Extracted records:
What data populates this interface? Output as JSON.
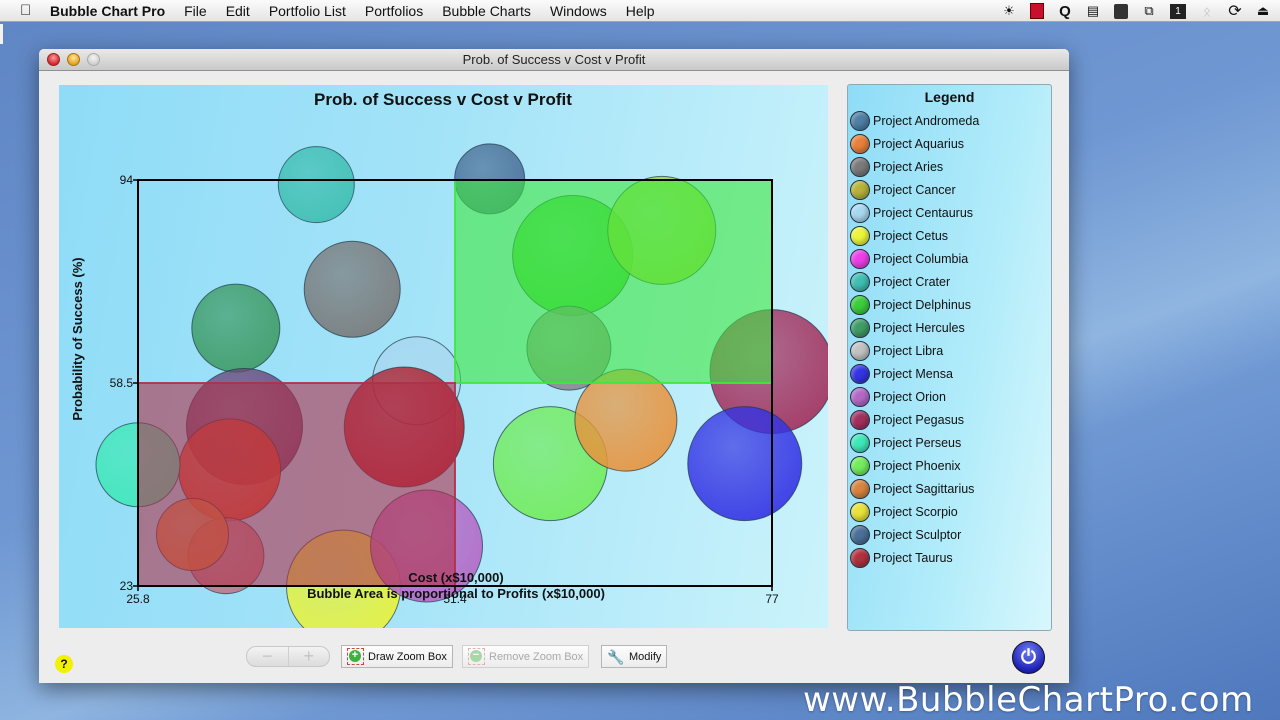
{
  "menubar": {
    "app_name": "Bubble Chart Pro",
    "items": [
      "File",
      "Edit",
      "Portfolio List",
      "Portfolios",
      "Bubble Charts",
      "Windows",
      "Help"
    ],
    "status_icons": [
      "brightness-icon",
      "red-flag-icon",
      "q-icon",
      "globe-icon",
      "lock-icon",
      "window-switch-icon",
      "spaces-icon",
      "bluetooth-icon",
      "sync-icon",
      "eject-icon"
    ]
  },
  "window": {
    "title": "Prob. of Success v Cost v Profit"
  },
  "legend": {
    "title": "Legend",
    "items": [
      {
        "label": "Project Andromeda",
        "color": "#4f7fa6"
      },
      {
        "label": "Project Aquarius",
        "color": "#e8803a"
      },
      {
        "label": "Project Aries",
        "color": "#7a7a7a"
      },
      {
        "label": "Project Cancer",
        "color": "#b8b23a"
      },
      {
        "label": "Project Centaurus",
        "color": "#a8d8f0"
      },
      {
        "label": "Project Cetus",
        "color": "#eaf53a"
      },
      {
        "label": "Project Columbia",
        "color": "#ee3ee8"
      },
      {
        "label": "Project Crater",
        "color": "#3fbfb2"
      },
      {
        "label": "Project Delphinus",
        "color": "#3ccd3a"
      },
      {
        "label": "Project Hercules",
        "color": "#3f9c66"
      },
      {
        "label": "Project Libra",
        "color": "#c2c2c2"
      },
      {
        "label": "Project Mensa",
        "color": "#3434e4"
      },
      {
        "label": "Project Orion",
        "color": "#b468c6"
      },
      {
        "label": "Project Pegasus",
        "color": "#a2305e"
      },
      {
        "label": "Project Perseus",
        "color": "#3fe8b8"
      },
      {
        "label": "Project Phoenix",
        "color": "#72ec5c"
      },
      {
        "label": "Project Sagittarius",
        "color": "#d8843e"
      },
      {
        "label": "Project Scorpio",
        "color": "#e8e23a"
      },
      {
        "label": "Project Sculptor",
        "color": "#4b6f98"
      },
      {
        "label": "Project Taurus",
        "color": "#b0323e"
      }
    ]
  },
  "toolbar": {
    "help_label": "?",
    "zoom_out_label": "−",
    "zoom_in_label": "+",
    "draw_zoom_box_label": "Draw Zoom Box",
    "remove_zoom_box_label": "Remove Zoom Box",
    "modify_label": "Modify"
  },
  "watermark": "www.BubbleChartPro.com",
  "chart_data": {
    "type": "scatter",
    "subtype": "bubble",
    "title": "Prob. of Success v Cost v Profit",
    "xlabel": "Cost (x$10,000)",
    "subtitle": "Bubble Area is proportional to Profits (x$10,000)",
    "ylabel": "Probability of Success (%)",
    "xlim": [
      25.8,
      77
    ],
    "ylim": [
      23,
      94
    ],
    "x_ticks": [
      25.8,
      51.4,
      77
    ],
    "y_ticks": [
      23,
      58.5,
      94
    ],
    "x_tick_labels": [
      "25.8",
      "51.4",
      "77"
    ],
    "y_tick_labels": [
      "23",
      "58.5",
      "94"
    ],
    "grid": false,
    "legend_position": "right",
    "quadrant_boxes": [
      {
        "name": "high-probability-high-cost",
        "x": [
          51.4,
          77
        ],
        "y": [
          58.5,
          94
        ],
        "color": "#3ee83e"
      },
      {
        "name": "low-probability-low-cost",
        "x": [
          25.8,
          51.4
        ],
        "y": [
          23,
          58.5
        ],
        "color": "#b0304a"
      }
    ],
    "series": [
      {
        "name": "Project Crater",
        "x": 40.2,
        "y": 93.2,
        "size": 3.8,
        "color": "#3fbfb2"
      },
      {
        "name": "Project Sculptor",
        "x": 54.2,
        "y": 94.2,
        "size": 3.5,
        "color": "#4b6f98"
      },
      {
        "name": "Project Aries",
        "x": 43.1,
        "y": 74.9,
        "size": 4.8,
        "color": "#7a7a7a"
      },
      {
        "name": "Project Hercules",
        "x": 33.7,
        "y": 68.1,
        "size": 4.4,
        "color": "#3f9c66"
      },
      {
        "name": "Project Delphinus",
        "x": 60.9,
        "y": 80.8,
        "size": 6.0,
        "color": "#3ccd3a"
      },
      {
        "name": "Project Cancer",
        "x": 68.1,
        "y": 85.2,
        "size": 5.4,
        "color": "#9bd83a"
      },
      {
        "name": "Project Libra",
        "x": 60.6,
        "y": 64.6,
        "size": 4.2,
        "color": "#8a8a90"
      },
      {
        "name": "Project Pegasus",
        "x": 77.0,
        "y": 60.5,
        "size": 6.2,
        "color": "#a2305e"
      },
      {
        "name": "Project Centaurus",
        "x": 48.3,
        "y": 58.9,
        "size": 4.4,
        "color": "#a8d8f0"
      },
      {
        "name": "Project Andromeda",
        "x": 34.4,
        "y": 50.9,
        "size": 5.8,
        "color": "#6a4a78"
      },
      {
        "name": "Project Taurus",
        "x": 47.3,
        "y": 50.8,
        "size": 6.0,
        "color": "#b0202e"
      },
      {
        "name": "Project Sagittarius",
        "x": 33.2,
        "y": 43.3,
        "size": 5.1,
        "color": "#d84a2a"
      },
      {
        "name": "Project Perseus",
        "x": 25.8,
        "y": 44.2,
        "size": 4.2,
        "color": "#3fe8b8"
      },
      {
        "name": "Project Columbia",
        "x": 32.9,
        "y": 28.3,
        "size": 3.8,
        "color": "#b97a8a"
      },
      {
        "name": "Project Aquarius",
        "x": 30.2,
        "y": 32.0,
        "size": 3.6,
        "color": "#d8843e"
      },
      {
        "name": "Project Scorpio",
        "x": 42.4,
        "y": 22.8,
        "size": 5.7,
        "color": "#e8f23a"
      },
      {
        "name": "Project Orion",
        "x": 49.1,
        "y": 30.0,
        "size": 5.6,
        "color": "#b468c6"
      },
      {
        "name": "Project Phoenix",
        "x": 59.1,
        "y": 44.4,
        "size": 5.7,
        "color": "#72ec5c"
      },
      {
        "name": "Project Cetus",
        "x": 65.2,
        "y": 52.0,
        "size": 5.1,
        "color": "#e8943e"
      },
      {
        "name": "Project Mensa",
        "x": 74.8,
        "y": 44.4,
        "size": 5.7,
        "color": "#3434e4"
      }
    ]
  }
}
* * *
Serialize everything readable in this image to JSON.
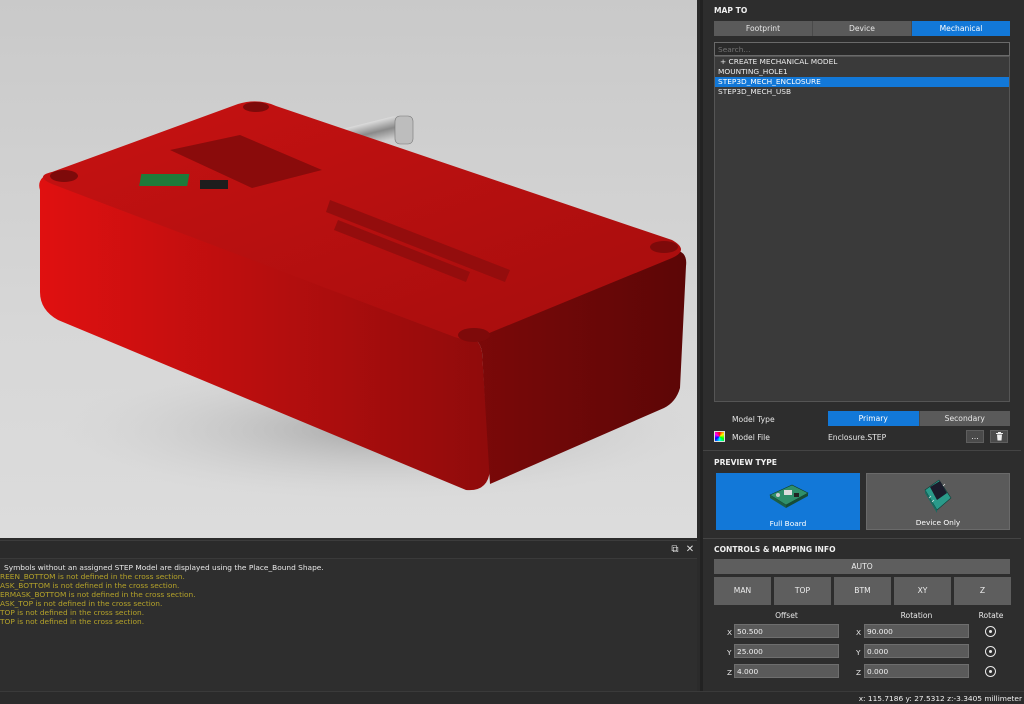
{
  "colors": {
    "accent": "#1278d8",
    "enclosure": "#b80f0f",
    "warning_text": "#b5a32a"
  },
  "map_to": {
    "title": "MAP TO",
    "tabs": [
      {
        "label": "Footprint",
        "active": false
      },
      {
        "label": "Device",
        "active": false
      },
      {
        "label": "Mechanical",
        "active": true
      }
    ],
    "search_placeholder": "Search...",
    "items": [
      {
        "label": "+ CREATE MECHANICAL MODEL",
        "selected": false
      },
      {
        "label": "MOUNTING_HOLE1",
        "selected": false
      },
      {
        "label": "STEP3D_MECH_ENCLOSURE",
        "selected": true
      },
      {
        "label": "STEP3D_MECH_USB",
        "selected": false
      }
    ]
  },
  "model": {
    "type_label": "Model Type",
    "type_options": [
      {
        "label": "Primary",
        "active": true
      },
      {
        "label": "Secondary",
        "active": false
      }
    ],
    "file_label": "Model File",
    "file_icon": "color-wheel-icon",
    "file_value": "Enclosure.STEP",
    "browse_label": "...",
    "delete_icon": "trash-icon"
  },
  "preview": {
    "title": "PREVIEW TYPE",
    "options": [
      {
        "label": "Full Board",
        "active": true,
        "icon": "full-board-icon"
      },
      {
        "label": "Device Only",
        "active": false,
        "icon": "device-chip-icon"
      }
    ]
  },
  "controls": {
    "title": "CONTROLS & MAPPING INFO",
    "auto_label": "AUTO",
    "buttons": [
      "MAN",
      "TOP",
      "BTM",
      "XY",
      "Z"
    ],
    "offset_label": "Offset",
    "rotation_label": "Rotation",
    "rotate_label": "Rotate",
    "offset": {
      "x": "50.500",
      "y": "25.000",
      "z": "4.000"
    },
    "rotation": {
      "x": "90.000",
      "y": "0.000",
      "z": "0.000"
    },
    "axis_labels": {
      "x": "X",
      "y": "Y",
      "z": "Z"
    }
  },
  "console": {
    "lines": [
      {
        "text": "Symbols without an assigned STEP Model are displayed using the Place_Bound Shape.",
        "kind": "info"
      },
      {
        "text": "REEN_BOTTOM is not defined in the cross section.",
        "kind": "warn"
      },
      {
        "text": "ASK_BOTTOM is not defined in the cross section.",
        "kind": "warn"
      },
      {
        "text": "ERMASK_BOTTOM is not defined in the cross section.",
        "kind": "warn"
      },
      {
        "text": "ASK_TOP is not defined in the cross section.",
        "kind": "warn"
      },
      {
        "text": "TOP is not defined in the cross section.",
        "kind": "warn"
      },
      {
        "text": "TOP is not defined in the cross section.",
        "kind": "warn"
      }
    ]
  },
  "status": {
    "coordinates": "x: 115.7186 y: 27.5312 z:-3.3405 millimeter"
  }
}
--
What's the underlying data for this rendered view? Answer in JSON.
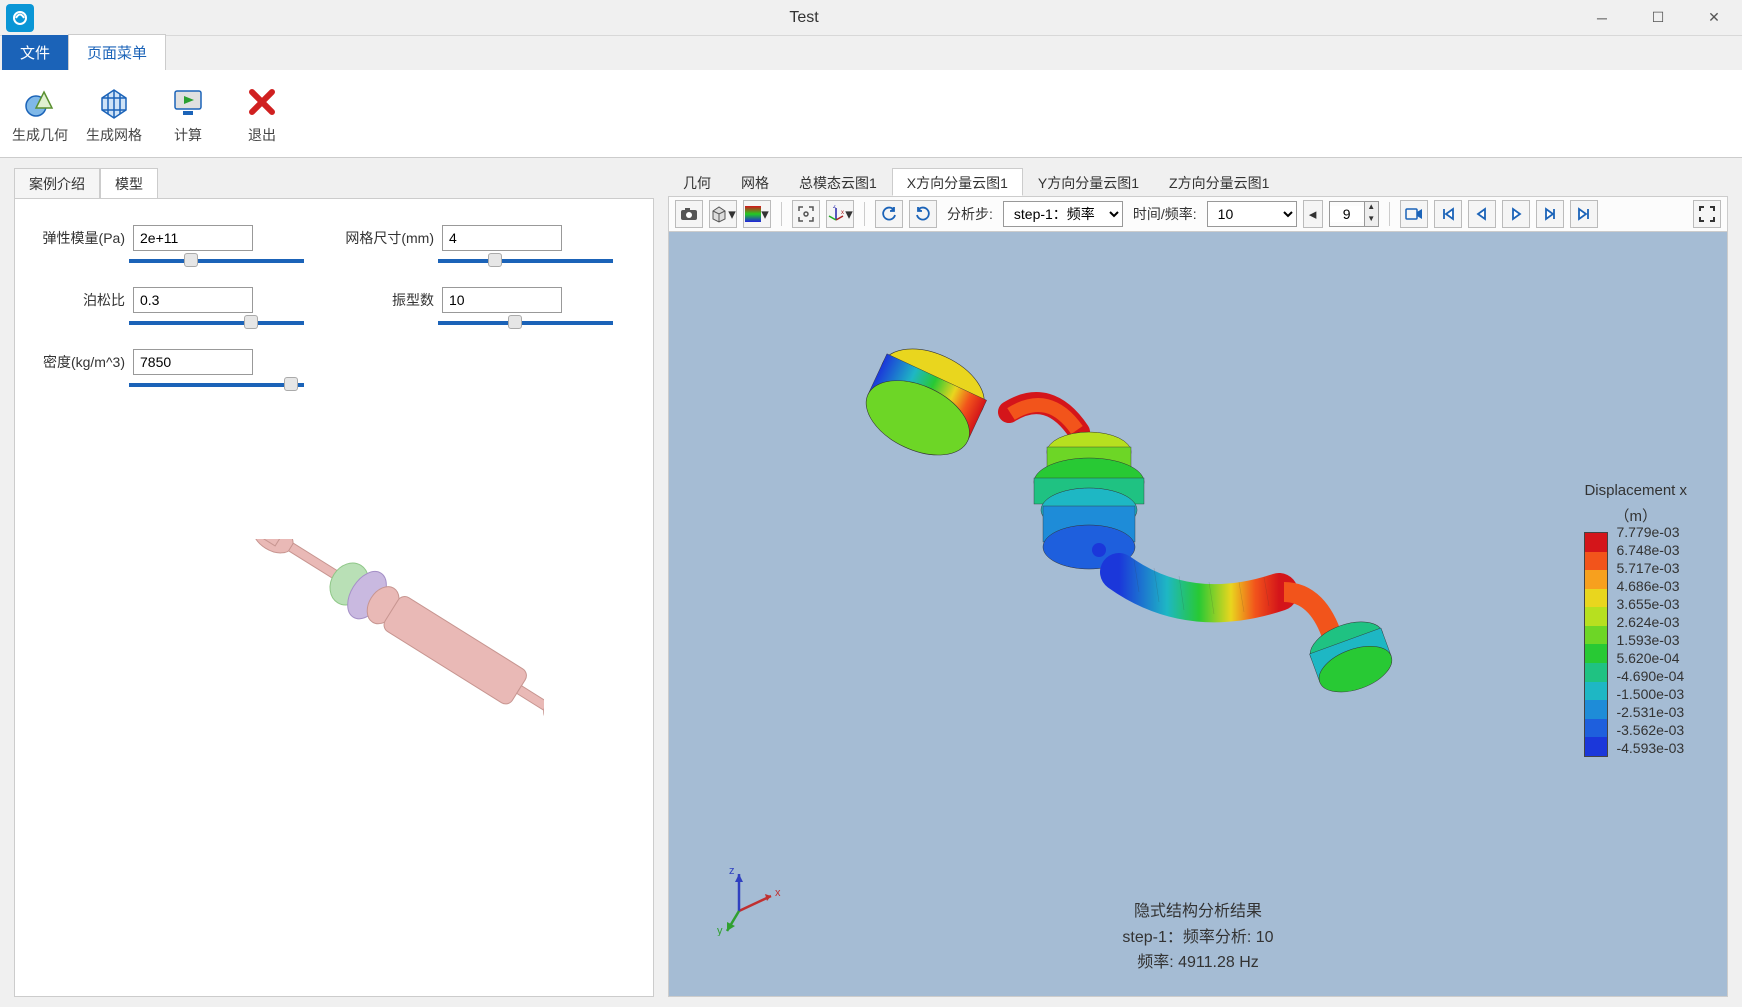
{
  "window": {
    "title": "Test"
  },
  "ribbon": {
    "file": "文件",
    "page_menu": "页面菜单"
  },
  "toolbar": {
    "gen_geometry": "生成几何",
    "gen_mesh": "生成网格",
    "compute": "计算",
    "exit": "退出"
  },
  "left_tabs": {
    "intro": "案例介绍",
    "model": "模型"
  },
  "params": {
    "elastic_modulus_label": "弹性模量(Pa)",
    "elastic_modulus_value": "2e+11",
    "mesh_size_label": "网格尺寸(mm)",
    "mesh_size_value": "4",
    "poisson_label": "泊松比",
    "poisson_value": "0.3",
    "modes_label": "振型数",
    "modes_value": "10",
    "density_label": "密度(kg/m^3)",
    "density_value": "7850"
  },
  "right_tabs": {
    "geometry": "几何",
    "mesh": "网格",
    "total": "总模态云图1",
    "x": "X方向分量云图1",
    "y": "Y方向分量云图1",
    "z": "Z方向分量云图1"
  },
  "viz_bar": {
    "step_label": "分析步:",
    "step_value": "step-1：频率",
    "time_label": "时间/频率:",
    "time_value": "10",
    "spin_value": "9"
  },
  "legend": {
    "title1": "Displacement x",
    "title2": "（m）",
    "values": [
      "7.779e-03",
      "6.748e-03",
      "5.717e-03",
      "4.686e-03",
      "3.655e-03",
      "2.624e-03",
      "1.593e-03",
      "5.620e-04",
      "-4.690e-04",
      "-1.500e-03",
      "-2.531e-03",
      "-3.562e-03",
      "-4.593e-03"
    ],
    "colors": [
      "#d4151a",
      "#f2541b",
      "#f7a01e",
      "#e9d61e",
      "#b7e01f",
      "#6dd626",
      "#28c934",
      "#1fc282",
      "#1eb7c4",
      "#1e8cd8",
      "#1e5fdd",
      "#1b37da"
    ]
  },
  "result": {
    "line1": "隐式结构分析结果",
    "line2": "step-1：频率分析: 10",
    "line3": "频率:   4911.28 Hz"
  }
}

* **Problem details**:
Pick out every line of the listing containing the word "Orion", and show those lines.

* **Exercise output**:
        "label": "Project Orion",
        "name": "Project Orion",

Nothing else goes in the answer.